=== Input rows ===

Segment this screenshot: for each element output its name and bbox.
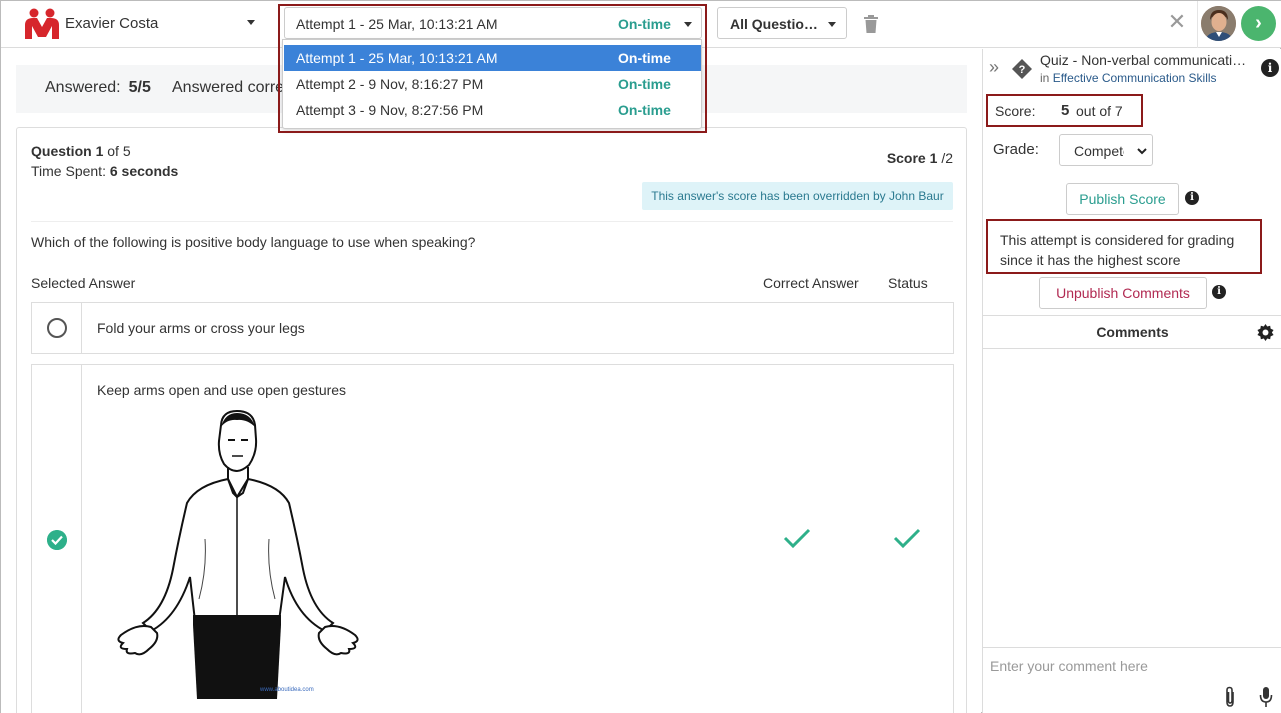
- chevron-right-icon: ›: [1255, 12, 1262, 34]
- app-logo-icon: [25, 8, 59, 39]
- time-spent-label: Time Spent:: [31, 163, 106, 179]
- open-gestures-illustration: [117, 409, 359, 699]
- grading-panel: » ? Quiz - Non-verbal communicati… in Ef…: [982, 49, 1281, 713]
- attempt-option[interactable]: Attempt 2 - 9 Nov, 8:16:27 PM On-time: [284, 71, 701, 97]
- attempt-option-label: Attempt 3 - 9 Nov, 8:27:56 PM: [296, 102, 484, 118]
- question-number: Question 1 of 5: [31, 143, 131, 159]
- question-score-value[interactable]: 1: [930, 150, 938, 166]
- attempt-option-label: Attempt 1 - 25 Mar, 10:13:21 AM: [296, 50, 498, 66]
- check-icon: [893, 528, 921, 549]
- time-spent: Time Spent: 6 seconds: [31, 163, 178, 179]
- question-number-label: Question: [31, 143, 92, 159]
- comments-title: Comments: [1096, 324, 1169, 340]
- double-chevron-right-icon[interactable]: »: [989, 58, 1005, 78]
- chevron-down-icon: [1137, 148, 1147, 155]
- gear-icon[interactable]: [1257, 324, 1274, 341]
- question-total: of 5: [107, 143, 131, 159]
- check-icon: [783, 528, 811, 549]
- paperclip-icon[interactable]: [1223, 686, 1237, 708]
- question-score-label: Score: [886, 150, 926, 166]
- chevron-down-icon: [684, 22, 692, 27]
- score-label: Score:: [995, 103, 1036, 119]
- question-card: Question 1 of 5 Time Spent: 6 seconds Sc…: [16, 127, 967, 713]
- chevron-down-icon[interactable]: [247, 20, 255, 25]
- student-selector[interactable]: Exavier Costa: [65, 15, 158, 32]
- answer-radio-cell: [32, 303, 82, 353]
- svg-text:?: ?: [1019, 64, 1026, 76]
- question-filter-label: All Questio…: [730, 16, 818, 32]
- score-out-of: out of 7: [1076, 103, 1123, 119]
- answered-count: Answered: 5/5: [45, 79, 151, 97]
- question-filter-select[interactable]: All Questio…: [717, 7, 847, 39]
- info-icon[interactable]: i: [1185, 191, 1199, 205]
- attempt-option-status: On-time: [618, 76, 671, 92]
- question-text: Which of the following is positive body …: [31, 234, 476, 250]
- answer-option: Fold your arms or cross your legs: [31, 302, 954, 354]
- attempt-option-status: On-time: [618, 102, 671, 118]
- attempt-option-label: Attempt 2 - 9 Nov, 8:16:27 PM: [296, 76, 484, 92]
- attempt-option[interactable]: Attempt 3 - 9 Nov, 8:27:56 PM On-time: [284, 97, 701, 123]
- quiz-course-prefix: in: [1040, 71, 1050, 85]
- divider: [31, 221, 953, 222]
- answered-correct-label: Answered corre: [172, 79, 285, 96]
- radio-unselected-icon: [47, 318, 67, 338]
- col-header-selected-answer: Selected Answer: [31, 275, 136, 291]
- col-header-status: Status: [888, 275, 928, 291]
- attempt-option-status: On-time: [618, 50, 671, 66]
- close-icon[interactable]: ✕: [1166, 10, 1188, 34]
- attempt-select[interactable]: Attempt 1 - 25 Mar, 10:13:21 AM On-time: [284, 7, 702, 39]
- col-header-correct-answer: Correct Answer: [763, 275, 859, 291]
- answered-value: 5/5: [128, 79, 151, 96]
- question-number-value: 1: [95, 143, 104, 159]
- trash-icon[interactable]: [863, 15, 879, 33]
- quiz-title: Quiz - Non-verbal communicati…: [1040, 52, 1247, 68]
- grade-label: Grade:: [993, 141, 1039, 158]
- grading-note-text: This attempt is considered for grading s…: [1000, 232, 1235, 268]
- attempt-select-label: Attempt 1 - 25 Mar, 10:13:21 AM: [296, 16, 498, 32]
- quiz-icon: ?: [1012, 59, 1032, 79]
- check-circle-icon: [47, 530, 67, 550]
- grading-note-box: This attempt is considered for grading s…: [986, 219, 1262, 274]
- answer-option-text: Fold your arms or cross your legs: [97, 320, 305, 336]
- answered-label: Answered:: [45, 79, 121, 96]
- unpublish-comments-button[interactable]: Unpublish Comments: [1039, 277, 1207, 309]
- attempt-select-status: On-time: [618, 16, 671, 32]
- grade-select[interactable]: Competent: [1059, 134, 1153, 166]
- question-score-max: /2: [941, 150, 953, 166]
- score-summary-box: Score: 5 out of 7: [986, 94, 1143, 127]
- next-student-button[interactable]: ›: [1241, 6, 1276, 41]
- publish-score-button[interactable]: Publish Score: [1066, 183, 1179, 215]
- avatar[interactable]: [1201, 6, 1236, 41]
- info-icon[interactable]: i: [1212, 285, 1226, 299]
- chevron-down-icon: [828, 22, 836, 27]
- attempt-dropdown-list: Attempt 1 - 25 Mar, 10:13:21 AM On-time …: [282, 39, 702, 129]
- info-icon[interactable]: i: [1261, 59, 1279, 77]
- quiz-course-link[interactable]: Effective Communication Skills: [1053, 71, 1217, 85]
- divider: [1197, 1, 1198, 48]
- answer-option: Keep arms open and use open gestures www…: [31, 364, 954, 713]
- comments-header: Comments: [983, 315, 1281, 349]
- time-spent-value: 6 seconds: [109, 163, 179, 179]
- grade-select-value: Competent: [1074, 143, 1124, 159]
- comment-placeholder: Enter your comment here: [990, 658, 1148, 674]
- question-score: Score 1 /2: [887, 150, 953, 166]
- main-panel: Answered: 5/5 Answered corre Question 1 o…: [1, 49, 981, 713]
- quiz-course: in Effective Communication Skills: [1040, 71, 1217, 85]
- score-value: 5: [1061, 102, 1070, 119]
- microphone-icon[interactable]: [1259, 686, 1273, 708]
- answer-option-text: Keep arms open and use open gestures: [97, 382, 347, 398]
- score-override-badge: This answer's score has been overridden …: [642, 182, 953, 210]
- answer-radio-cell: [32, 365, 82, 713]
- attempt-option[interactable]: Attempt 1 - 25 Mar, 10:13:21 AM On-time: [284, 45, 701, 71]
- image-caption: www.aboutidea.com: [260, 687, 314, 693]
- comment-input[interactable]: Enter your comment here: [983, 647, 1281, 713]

===
=== Input rows ===

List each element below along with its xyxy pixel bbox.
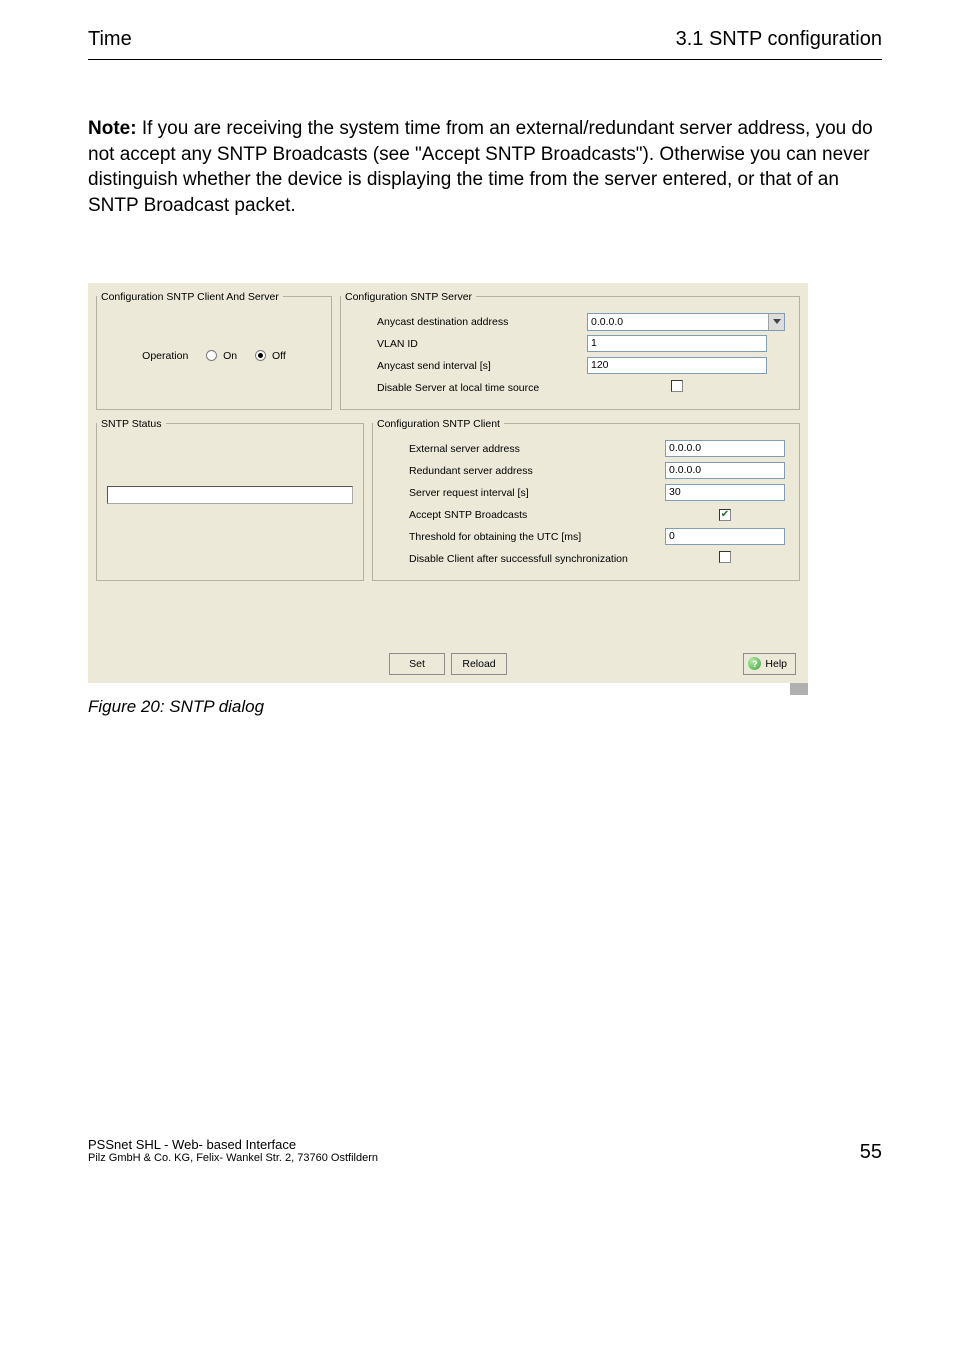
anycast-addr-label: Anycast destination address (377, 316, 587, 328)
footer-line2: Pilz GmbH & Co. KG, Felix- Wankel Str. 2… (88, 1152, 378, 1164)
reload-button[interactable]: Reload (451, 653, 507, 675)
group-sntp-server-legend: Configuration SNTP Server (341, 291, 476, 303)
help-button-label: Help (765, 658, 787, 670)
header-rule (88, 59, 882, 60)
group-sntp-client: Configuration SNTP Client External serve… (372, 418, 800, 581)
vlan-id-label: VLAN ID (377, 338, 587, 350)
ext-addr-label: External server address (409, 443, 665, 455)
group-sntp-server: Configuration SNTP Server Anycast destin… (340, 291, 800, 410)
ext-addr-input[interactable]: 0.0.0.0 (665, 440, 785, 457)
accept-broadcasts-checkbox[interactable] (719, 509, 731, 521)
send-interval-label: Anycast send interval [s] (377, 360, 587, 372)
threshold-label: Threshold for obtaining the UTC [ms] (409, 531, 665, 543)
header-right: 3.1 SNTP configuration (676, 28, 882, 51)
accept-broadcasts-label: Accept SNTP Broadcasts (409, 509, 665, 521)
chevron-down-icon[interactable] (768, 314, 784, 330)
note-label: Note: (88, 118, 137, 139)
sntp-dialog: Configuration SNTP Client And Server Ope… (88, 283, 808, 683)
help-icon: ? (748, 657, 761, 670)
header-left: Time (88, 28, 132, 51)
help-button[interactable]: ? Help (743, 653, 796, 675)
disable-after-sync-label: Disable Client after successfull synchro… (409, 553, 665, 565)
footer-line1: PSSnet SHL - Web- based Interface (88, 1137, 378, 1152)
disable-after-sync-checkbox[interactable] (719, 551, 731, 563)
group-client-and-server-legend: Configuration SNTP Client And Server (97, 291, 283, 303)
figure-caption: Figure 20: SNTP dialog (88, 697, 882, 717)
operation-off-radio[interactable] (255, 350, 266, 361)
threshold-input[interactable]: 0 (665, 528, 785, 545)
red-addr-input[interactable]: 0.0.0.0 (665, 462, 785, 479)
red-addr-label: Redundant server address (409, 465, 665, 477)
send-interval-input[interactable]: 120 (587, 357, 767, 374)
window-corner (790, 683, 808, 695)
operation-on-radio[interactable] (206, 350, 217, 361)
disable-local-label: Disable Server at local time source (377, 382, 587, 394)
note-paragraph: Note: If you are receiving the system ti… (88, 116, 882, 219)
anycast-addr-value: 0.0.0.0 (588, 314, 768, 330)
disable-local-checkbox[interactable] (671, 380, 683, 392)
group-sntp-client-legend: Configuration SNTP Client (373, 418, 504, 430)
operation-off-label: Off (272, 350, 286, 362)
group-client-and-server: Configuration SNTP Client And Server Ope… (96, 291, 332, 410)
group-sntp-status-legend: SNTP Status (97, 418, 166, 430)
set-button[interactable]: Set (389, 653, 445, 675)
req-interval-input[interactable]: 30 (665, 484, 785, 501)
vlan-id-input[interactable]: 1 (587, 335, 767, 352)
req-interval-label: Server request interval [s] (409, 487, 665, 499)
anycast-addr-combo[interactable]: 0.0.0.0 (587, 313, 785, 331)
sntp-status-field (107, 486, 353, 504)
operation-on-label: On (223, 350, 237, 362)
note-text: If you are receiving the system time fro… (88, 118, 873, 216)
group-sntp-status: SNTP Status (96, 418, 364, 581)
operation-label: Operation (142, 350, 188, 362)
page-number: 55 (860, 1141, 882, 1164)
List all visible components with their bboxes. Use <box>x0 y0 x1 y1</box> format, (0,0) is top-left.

===

Render the stretch of data from the line containing "- chevron-right-icon: ›: [1255, 12, 1262, 34]" through the line containing "- answered-correct-label: Answered" as a Markdown table with columns n and Line, numbering the rows and skipping blank lines.

| n | Line |
|---|---|
| 1 | - chevron-right-icon: ›: [1255, 12, 1262, 34] |
| 2 | - app-logo-icon: [25, 8, 59, 39] |
| 3 | - time-spent-label: Time Spent:: [31, 163, 106, 179] |
| 4 | - open-gestures-illustration: [117, 409, 359, 699] |
| 5 | - grading-panel: » ? Quiz - Non-verbal communicati… in Ef…: [982, 49, 1281, 713] |
| 6 | - attempt-option[interactable]: Attempt 2 - 9 Nov, 8:16:27 PM On-time: [284, 71, 701, 97] |
| 7 | - attempt-option-label: Attempt 3 - 9 Nov, 8:27:56 PM: [296, 102, 484, 118] |
| 8 | - question-number: Question 1 of 5: [31, 143, 131, 159] |
| 9 | - question-score-value[interactable]: 1: [930, 150, 938, 166] |
| 10 | - attempt-option-label: Attempt 1 - 25 Mar, 10:13:21 AM: [296, 50, 498, 66] |
| 11 | - check-icon: [893, 528, 921, 549] |
| 12 | - time-spent: Time Spent: 6 seconds: [31, 163, 178, 179] |
| 13 | - question-number-label: Question: [31, 143, 92, 159] |
| 14 | - comments-title: Comments: [1096, 324, 1169, 340] |
| 15 | - double-chevron-right-icon[interactable]: »: [989, 58, 1005, 78] |
| 16 | - chevron-down-icon: [1137, 148, 1147, 155] |
| 17 | - gear-icon[interactable]: [1257, 324, 1274, 341] |
| 18 | - question-total: of 5: [107, 143, 131, 159] |
| 19 | - check-icon: [783, 528, 811, 549] |
| 20 | - paperclip-icon[interactable]: [1223, 686, 1237, 708] |
| 21 | - question-score-label: Score: [886, 150, 926, 166] |
| 22 | - chevron-down-icon: [684, 22, 692, 27] |
| 23 | - score-label: Score:: [995, 103, 1036, 119] |
| 24 | - question-card: Question 1 of 5 Time Spent: 6 seconds Sc…: [16, 127, 967, 713] |
| 25 | - chevron-down-icon[interactable]: [247, 20, 255, 25] |
| 26 | - student-selector[interactable]: Exavier Costa: [65, 15, 158, 32] |
| 27 | - answer-radio-cell: [32, 303, 82, 353] |
| 28 | - svg-text:?: ?: [1019, 64, 1026, 76] |
| 29 | - question-filter-label: All Questio…: [730, 16, 818, 32] |
| 30 | - score-out-of: out of 7: [1076, 103, 1123, 119] |
| 31 | - answered-count: Answered: 5/5: [45, 79, 151, 97] |
| 32 | - question-filter-select[interactable]: All Questio…: [717, 7, 847, 39] |
| 33 | - info-icon[interactable]: i: [1185, 191, 1199, 205] |
| 34 | - attempt-option-status: On-time: [618, 76, 671, 92] |
| 35 | - question-text: Which of the following is positive body …: [31, 234, 476, 250] |
| 36 | - answer-option: Fold your arms or cross your legs: [31, 302, 954, 354] |
| 37 | - attempt-option-status: On-time: [618, 102, 671, 118] |
| 38 | - attempt-option-label: Attempt 2 - 9 Nov, 8:16:27 PM: [296, 76, 484, 92] |
| 39 | - attempt-option[interactable]: Attempt 3 - 9 Nov, 8:27:56 PM On-time: [284, 97, 701, 123] |
| 40 | - quiz-course-prefix: in: [1040, 71, 1050, 85] |
| 41 | - divider: [31, 221, 953, 222] |
| 42 | - answered-correct-label: Answered corre: [172, 79, 285, 96] |